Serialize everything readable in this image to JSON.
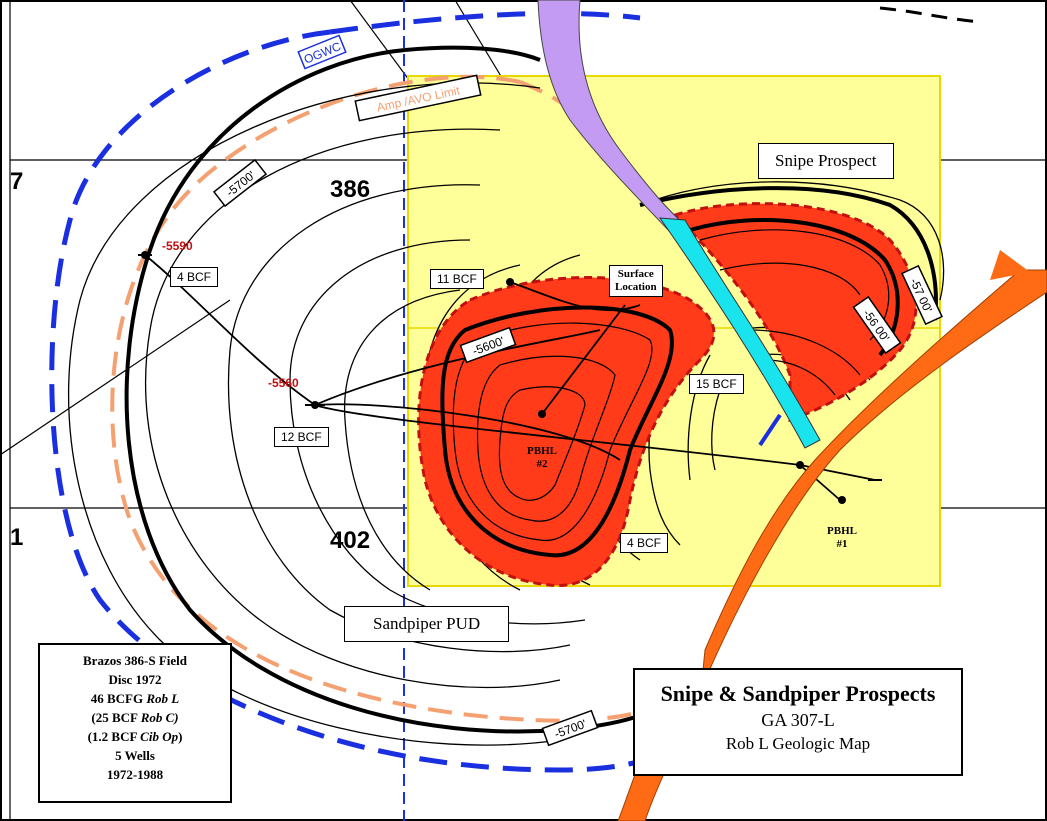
{
  "title": {
    "line1": "Snipe & Sandpiper Prospects",
    "line2": "GA 307-L",
    "line3": "Rob L Geologic Map"
  },
  "field_info": {
    "line1": "Brazos 386-S Field",
    "line2": "Disc 1972",
    "line3_a": "46 BCFG ",
    "line3_b": "Rob L",
    "line4_a": "(25 BCF ",
    "line4_b": "Rob C)",
    "line5_a": "(1.2 BCF ",
    "line5_b": "Cib Op",
    "line5_c": ")",
    "line6": "5 Wells",
    "line7": "1972-1988"
  },
  "prospects": {
    "snipe": "Snipe Prospect",
    "sandpiper": "Sandpiper PUD"
  },
  "blocks": {
    "b7": "7",
    "b386": "386",
    "b1": "1",
    "b402": "402"
  },
  "contacts": {
    "ogwc": "OGWC",
    "amp_avo": "Amp /AVO Limit"
  },
  "contours": {
    "c5700_nw": "-5700'",
    "c5700_s": "-5700'",
    "c5700_ne": "-57 00'",
    "c5600_ne": "-56 00'",
    "c5600_center": "-5600'"
  },
  "reserves": {
    "well_4bcf_nw": "4 BCF",
    "well_11bcf": "11 BCF",
    "well_12bcf": "12 BCF",
    "well_15bcf": "15 BCF",
    "well_4bcf_s": "4 BCF"
  },
  "wells": {
    "surface_line1": "Surface",
    "surface_line2": "Location",
    "pbhl2_line1": "PBHL",
    "pbhl2_line2": "#2",
    "pbhl1_line1": "PBHL",
    "pbhl1_line2": "#1"
  },
  "colors": {
    "ogwc": "#1a2fe0",
    "amp_avo": "#f4a070",
    "prospect_fill": "#ffff99",
    "reservoir": "#ff3b1a",
    "fault_orange": "#ff6a14",
    "fault_cyan": "#19e4ee",
    "fault_purple": "#c49bf2"
  }
}
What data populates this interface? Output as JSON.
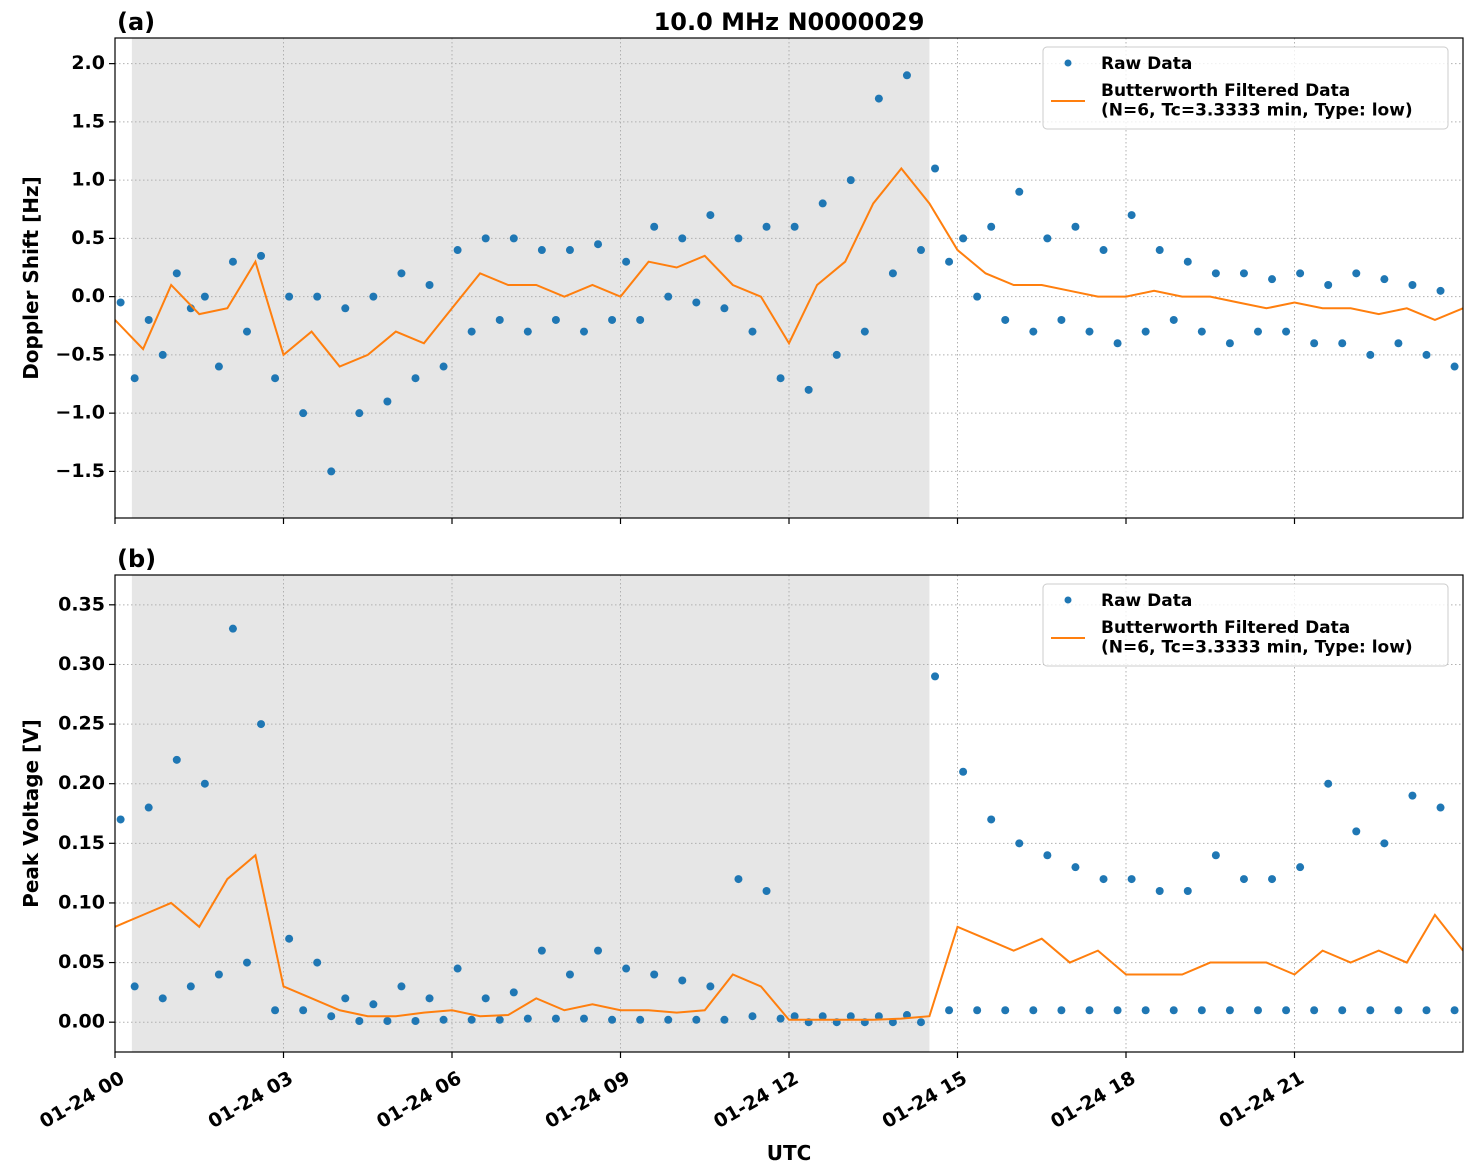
{
  "chart_data": [
    {
      "type": "line",
      "panel_label": "(a)",
      "title": "10.0 MHz N0000029",
      "ylabel": "Doppler Shift [Hz]",
      "xlim": [
        0,
        24
      ],
      "ylim": [
        -1.9,
        2.22
      ],
      "xticks": [
        0,
        3,
        6,
        9,
        12,
        15,
        18,
        21
      ],
      "yticks": [
        {
          "value": -1.5,
          "label": "−1.5"
        },
        {
          "value": -1.0,
          "label": "−1.0"
        },
        {
          "value": -0.5,
          "label": "−0.5"
        },
        {
          "value": 0.0,
          "label": "0.0"
        },
        {
          "value": 0.5,
          "label": "0.5"
        },
        {
          "value": 1.0,
          "label": "1.0"
        },
        {
          "value": 1.5,
          "label": "1.5"
        },
        {
          "value": 2.0,
          "label": "2.0"
        }
      ],
      "grid": true,
      "legend": "upper right",
      "shaded_span": [
        0.3,
        14.5
      ],
      "shade_color": "#e6e6e6",
      "series": [
        {
          "name": "Raw Data",
          "color": "#1f77b4",
          "mode": "markers",
          "x": [
            0.1,
            0.35,
            0.6,
            0.85,
            1.1,
            1.35,
            1.6,
            1.85,
            2.1,
            2.35,
            2.6,
            2.85,
            3.1,
            3.35,
            3.6,
            3.85,
            4.1,
            4.35,
            4.6,
            4.85,
            5.1,
            5.35,
            5.6,
            5.85,
            6.1,
            6.35,
            6.6,
            6.85,
            7.1,
            7.35,
            7.6,
            7.85,
            8.1,
            8.35,
            8.6,
            8.85,
            9.1,
            9.35,
            9.6,
            9.85,
            10.1,
            10.35,
            10.6,
            10.85,
            11.1,
            11.35,
            11.6,
            11.85,
            12.1,
            12.35,
            12.6,
            12.85,
            13.1,
            13.35,
            13.6,
            13.85,
            14.1,
            14.35,
            14.6,
            14.85,
            15.1,
            15.35,
            15.6,
            15.85,
            16.1,
            16.35,
            16.6,
            16.85,
            17.1,
            17.35,
            17.6,
            17.85,
            18.1,
            18.35,
            18.6,
            18.85,
            19.1,
            19.35,
            19.6,
            19.85,
            20.1,
            20.35,
            20.6,
            20.85,
            21.1,
            21.35,
            21.6,
            21.85,
            22.1,
            22.35,
            22.6,
            22.85,
            23.1,
            23.35,
            23.6,
            23.85
          ],
          "values": [
            -0.05,
            -0.7,
            -0.2,
            -0.5,
            0.2,
            -0.1,
            0.0,
            -0.6,
            0.3,
            -0.3,
            0.35,
            -0.7,
            0.0,
            -1.0,
            0.0,
            -1.5,
            -0.1,
            -1.0,
            0.0,
            -0.9,
            0.2,
            -0.7,
            0.1,
            -0.6,
            0.4,
            -0.3,
            0.5,
            -0.2,
            0.5,
            -0.3,
            0.4,
            -0.2,
            0.4,
            -0.3,
            0.45,
            -0.2,
            0.3,
            -0.2,
            0.6,
            0.0,
            0.5,
            -0.05,
            0.7,
            -0.1,
            0.5,
            -0.3,
            0.6,
            -0.7,
            0.6,
            -0.8,
            0.8,
            -0.5,
            1.0,
            -0.3,
            1.7,
            0.2,
            1.9,
            0.4,
            1.1,
            0.3,
            0.5,
            0.0,
            0.6,
            -0.2,
            0.9,
            -0.3,
            0.5,
            -0.2,
            0.6,
            -0.3,
            0.4,
            -0.4,
            0.7,
            -0.3,
            0.4,
            -0.2,
            0.3,
            -0.3,
            0.2,
            -0.4,
            0.2,
            -0.3,
            0.15,
            -0.3,
            0.2,
            -0.4,
            0.1,
            -0.4,
            0.2,
            -0.5,
            0.15,
            -0.4,
            0.1,
            -0.5,
            0.05,
            -0.6
          ]
        },
        {
          "name": "Butterworth Filtered Data\n(N=6, Tc=3.3333 min, Type: low)",
          "color": "#ff7f0e",
          "mode": "lines",
          "x": [
            0,
            0.5,
            1,
            1.5,
            2,
            2.5,
            3,
            3.5,
            4,
            4.5,
            5,
            5.5,
            6,
            6.5,
            7,
            7.5,
            8,
            8.5,
            9,
            9.5,
            10,
            10.5,
            11,
            11.5,
            12,
            12.5,
            13,
            13.5,
            14,
            14.5,
            15,
            15.5,
            16,
            16.5,
            17,
            17.5,
            18,
            18.5,
            19,
            19.5,
            20,
            20.5,
            21,
            21.5,
            22,
            22.5,
            23,
            23.5,
            24
          ],
          "values": [
            -0.2,
            -0.45,
            0.1,
            -0.15,
            -0.1,
            0.3,
            -0.5,
            -0.3,
            -0.6,
            -0.5,
            -0.3,
            -0.4,
            -0.1,
            0.2,
            0.1,
            0.1,
            0.0,
            0.1,
            0.0,
            0.3,
            0.25,
            0.35,
            0.1,
            0.0,
            -0.4,
            0.1,
            0.3,
            0.8,
            1.1,
            0.8,
            0.4,
            0.2,
            0.1,
            0.1,
            0.05,
            0.0,
            0.0,
            0.05,
            0.0,
            0.0,
            -0.05,
            -0.1,
            -0.05,
            -0.1,
            -0.1,
            -0.15,
            -0.1,
            -0.2,
            -0.1
          ]
        }
      ]
    },
    {
      "type": "line",
      "panel_label": "(b)",
      "ylabel": "Peak Voltage [V]",
      "xlabel": "UTC",
      "xlim": [
        0,
        24
      ],
      "ylim": [
        -0.025,
        0.375
      ],
      "xticks": [
        {
          "value": 0,
          "label": "01-24 00"
        },
        {
          "value": 3,
          "label": "01-24 03"
        },
        {
          "value": 6,
          "label": "01-24 06"
        },
        {
          "value": 9,
          "label": "01-24 09"
        },
        {
          "value": 12,
          "label": "01-24 12"
        },
        {
          "value": 15,
          "label": "01-24 15"
        },
        {
          "value": 18,
          "label": "01-24 18"
        },
        {
          "value": 21,
          "label": "01-24 21"
        }
      ],
      "yticks": [
        {
          "value": 0.0,
          "label": "0.00"
        },
        {
          "value": 0.05,
          "label": "0.05"
        },
        {
          "value": 0.1,
          "label": "0.10"
        },
        {
          "value": 0.15,
          "label": "0.15"
        },
        {
          "value": 0.2,
          "label": "0.20"
        },
        {
          "value": 0.25,
          "label": "0.25"
        },
        {
          "value": 0.3,
          "label": "0.30"
        },
        {
          "value": 0.35,
          "label": "0.35"
        }
      ],
      "grid": true,
      "legend": "upper right",
      "shaded_span": [
        0.3,
        14.5
      ],
      "shade_color": "#e6e6e6",
      "series": [
        {
          "name": "Raw Data",
          "color": "#1f77b4",
          "mode": "markers",
          "x": [
            0.1,
            0.35,
            0.6,
            0.85,
            1.1,
            1.35,
            1.6,
            1.85,
            2.1,
            2.35,
            2.6,
            2.85,
            3.1,
            3.35,
            3.6,
            3.85,
            4.1,
            4.35,
            4.6,
            4.85,
            5.1,
            5.35,
            5.6,
            5.85,
            6.1,
            6.35,
            6.6,
            6.85,
            7.1,
            7.35,
            7.6,
            7.85,
            8.1,
            8.35,
            8.6,
            8.85,
            9.1,
            9.35,
            9.6,
            9.85,
            10.1,
            10.35,
            10.6,
            10.85,
            11.1,
            11.35,
            11.6,
            11.85,
            12.1,
            12.35,
            12.6,
            12.85,
            13.1,
            13.35,
            13.6,
            13.85,
            14.1,
            14.35,
            14.6,
            14.85,
            15.1,
            15.35,
            15.6,
            15.85,
            16.1,
            16.35,
            16.6,
            16.85,
            17.1,
            17.35,
            17.6,
            17.85,
            18.1,
            18.35,
            18.6,
            18.85,
            19.1,
            19.35,
            19.6,
            19.85,
            20.1,
            20.35,
            20.6,
            20.85,
            21.1,
            21.35,
            21.6,
            21.85,
            22.1,
            22.35,
            22.6,
            22.85,
            23.1,
            23.35,
            23.6,
            23.85
          ],
          "values": [
            0.17,
            0.03,
            0.18,
            0.02,
            0.22,
            0.03,
            0.2,
            0.04,
            0.33,
            0.05,
            0.25,
            0.01,
            0.07,
            0.01,
            0.05,
            0.005,
            0.02,
            0.001,
            0.015,
            0.001,
            0.03,
            0.001,
            0.02,
            0.002,
            0.045,
            0.002,
            0.02,
            0.002,
            0.025,
            0.003,
            0.06,
            0.003,
            0.04,
            0.003,
            0.06,
            0.002,
            0.045,
            0.002,
            0.04,
            0.002,
            0.035,
            0.002,
            0.03,
            0.002,
            0.12,
            0.005,
            0.11,
            0.003,
            0.005,
            0.0,
            0.005,
            0.0,
            0.005,
            0.0,
            0.005,
            0.0,
            0.006,
            0.0,
            0.29,
            0.01,
            0.21,
            0.01,
            0.17,
            0.01,
            0.15,
            0.01,
            0.14,
            0.01,
            0.13,
            0.01,
            0.12,
            0.01,
            0.12,
            0.01,
            0.11,
            0.01,
            0.11,
            0.01,
            0.14,
            0.01,
            0.12,
            0.01,
            0.12,
            0.01,
            0.13,
            0.01,
            0.2,
            0.01,
            0.16,
            0.01,
            0.15,
            0.01,
            0.19,
            0.01,
            0.18,
            0.01
          ]
        },
        {
          "name": "Butterworth Filtered Data\n(N=6, Tc=3.3333 min, Type: low)",
          "color": "#ff7f0e",
          "mode": "lines",
          "x": [
            0,
            0.5,
            1,
            1.5,
            2,
            2.5,
            3,
            3.5,
            4,
            4.5,
            5,
            5.5,
            6,
            6.5,
            7,
            7.5,
            8,
            8.5,
            9,
            9.5,
            10,
            10.5,
            11,
            11.5,
            12,
            12.5,
            13,
            13.5,
            14,
            14.5,
            15,
            15.5,
            16,
            16.5,
            17,
            17.5,
            18,
            18.5,
            19,
            19.5,
            20,
            20.5,
            21,
            21.5,
            22,
            22.5,
            23,
            23.5,
            24
          ],
          "values": [
            0.08,
            0.09,
            0.1,
            0.08,
            0.12,
            0.14,
            0.03,
            0.02,
            0.01,
            0.005,
            0.005,
            0.008,
            0.01,
            0.005,
            0.006,
            0.02,
            0.01,
            0.015,
            0.01,
            0.01,
            0.008,
            0.01,
            0.04,
            0.03,
            0.002,
            0.002,
            0.002,
            0.002,
            0.003,
            0.005,
            0.08,
            0.07,
            0.06,
            0.07,
            0.05,
            0.06,
            0.04,
            0.04,
            0.04,
            0.05,
            0.05,
            0.05,
            0.04,
            0.06,
            0.05,
            0.06,
            0.05,
            0.09,
            0.06
          ]
        }
      ]
    }
  ]
}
•••••
▶ [TASK REQUIREMENTS] Search the lines for "Sandpiper". Copy each line that has it.

▶ [WRITTEN REPLY]
    "line1": "Snipe & Sandpiper Prospects",
    "sandpiper": "Sandpiper PUD"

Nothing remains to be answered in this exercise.